Your task is to give the data again, exactly, with every line intact.

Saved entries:
start
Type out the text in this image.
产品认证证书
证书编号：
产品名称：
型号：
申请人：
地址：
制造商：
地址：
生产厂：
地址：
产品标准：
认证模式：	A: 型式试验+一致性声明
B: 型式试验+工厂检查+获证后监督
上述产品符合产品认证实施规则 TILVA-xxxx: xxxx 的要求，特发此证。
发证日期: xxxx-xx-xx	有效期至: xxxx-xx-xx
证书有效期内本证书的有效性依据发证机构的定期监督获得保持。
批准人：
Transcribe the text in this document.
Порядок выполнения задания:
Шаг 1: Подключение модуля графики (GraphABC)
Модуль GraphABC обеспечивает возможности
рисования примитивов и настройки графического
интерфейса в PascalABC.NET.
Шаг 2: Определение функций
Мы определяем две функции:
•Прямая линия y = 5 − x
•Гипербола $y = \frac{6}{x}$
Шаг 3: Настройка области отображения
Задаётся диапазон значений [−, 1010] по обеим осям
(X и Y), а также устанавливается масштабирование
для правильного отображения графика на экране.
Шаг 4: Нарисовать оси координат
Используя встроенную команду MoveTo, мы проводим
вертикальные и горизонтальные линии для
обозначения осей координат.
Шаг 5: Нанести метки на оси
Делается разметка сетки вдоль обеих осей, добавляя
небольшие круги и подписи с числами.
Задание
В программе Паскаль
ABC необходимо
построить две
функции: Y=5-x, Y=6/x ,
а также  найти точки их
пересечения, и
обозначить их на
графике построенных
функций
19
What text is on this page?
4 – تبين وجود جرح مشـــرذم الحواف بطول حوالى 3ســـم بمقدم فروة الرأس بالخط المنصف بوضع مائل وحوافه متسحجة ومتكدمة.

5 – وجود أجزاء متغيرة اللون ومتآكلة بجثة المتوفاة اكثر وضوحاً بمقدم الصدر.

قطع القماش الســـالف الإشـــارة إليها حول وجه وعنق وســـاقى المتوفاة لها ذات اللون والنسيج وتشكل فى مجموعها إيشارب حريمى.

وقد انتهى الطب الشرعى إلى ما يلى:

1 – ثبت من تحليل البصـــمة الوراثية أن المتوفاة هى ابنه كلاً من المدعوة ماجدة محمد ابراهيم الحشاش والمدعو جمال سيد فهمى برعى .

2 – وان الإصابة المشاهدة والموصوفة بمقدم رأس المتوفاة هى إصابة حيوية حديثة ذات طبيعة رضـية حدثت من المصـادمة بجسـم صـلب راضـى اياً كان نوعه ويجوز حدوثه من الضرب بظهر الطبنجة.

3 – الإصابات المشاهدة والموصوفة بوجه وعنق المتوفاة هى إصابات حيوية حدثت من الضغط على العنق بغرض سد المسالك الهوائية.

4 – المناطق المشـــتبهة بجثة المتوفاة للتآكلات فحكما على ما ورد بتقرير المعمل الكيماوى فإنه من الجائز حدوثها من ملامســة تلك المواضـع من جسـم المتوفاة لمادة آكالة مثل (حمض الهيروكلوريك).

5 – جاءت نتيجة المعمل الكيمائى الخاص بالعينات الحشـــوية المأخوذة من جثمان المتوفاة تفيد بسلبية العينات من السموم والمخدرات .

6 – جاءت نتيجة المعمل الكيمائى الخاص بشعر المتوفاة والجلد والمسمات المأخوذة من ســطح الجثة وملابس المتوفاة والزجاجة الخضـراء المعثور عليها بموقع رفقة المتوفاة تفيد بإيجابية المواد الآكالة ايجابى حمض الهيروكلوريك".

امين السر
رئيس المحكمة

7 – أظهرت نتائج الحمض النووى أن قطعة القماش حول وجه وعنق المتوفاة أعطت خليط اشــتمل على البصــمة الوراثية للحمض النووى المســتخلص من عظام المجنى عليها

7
end
Solution for this problem ::
Type out the text in this image.
产品认证证书
证书编号：
产品名称：
型号：
申请人：
地址：
制造商：
地址：
生产厂：
地址：
产品标准：
认证模式：	A: 型式试验+一致性声明
B: 型式试验+工厂检查+获证后监督
上述产品符合产品认证实施规则 TILVA-xxxx: xxxx 的要求，特发此证。
发证日期: xxxx-xx-xx	有效期至: xxxx-xx-xx
证书有效期内本证书的有效性依据发证机构的定期监督获得保持。
批准人：
Transcribe the text in this document.
Порядок выполнения задания:
Шаг 1: Подключение модуля графики (GraphABC)
Модуль GraphABC обеспечивает возможности
рисования примитивов и настройки графического
интерфейса в PascalABC.NET.
Шаг 2: Определение функций
Мы определяем две функции:
•Прямая линия y = 5 − x
•Гипербола $y = \frac{6}{x}$
Шаг 3: Настройка области отображения
Задаётся диапазон значений [−, 1010] по обеим осям
(X и Y), а также устанавливается масштабирование
для правильного отображения графика на экране.
Шаг 4: Нарисовать оси координат
Используя встроенную команду MoveTo, мы проводим
вертикальные и горизонтальные линии для
обозначения осей координат.
Шаг 5: Нанести метки на оси
Делается разметка сетки вдоль обеих осей, добавляя
небольшие круги и подписи с числами.
Задание
В программе Паскаль
ABC необходимо
построить две
функции: Y=5-x, Y=6/x ,
а также  найти точки их
пересечения, и
обозначить их на
графике построенных
функций
19
What text is on this page?
4 – تبين وجود جرح مشـــرذم الحواف بطول حوالى 3ســـم بمقدم فروة الرأس بالخط المنصف بوضع مائل وحوافه متسحجة ومتكدمة.

5 – وجود أجزاء متغيرة اللون ومتآكلة بجثة المتوفاة اكثر وضوحاً بمقدم الصدر.

قطع القماش الســـالف الإشـــارة إليها حول وجه وعنق وســـاقى المتوفاة لها ذات اللون والنسيج وتشكل فى مجموعها إيشارب حريمى.

وقد انتهى الطب الشرعى إلى ما يلى:

1 – ثبت من تحليل البصـــمة الوراثية أن المتوفاة هى ابنه كلاً من المدعوة ماجدة محمد ابراهيم الحشاش والمدعو جمال سيد فهمى برعى .

2 – وان الإصابة المشاهدة والموصوفة بمقدم رأس المتوفاة هى إصابة حيوية حديثة ذات طبيعة رضـية حدثت من المصـادمة بجسـم صـلب راضـى اياً كان نوعه ويجوز حدوثه من الضرب بظهر الطبنجة.

3 – الإصابات المشاهدة والموصوفة بوجه وعنق المتوفاة هى إصابات حيوية حدثت من الضغط على العنق بغرض سد المسالك الهوائية.

4 – المناطق المشـــتبهة بجثة المتوفاة للتآكلات فحكما على ما ورد بتقرير المعمل الكيماوى فإنه من الجائز حدوثها من ملامســة تلك المواضـع من جسـم المتوفاة لمادة آكالة مثل (حمض الهيروكلوريك).

5 – جاءت نتيجة المعمل الكيمائى الخاص بالعينات الحشـــوية المأخوذة من جثمان المتوفاة تفيد بسلبية العينات من السموم والمخدرات .

6 – جاءت نتيجة المعمل الكيمائى الخاص بشعر المتوفاة والجلد والمسمات المأخوذة من ســطح الجثة وملابس المتوفاة والزجاجة الخضـراء المعثور عليها بموقع رفقة المتوفاة تفيد بإيجابية المواد الآكالة ايجابى حمض الهيروكلوريك".

امين السر
رئيس المحكمة

7 – أظهرت نتائج الحمض النووى أن قطعة القماش حول وجه وعنق المتوفاة أعطت خليط اشــتمل على البصــمة الوراثية للحمض النووى المســتخلص من عظام المجنى عليها

7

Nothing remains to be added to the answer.